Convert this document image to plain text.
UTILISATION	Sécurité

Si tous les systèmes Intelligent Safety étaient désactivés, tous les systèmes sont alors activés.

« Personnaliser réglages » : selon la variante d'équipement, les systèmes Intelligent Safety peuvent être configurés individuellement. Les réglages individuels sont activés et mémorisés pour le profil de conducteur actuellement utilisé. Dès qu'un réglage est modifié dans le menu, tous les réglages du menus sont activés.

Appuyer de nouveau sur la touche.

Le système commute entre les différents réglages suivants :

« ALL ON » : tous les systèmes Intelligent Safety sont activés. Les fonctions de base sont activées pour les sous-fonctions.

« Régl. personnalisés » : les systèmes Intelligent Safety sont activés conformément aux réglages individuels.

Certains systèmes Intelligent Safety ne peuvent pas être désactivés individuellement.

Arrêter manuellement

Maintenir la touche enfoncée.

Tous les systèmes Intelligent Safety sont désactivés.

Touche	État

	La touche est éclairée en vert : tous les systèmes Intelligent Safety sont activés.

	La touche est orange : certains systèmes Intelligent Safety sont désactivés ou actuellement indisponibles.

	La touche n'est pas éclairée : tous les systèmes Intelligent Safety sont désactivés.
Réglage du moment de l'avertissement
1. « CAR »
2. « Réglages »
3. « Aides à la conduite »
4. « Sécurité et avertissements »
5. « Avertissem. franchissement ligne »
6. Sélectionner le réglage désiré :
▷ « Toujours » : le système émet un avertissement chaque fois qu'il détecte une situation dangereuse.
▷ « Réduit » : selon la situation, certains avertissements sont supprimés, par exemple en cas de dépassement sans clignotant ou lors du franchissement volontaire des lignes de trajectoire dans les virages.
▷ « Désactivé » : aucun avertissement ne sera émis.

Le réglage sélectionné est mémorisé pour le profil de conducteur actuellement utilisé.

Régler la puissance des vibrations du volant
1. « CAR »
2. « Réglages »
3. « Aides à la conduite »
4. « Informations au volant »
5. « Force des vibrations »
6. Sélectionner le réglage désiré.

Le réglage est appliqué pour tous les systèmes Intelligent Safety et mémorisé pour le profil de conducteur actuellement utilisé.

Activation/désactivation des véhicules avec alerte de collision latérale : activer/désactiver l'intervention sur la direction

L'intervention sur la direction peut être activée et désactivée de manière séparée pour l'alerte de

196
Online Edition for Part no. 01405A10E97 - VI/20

..........

*DIRECTIVE*.
Count the lines that hold the string "désactivés", and reply with that number alone.

*OUTPUT BELOW*.
5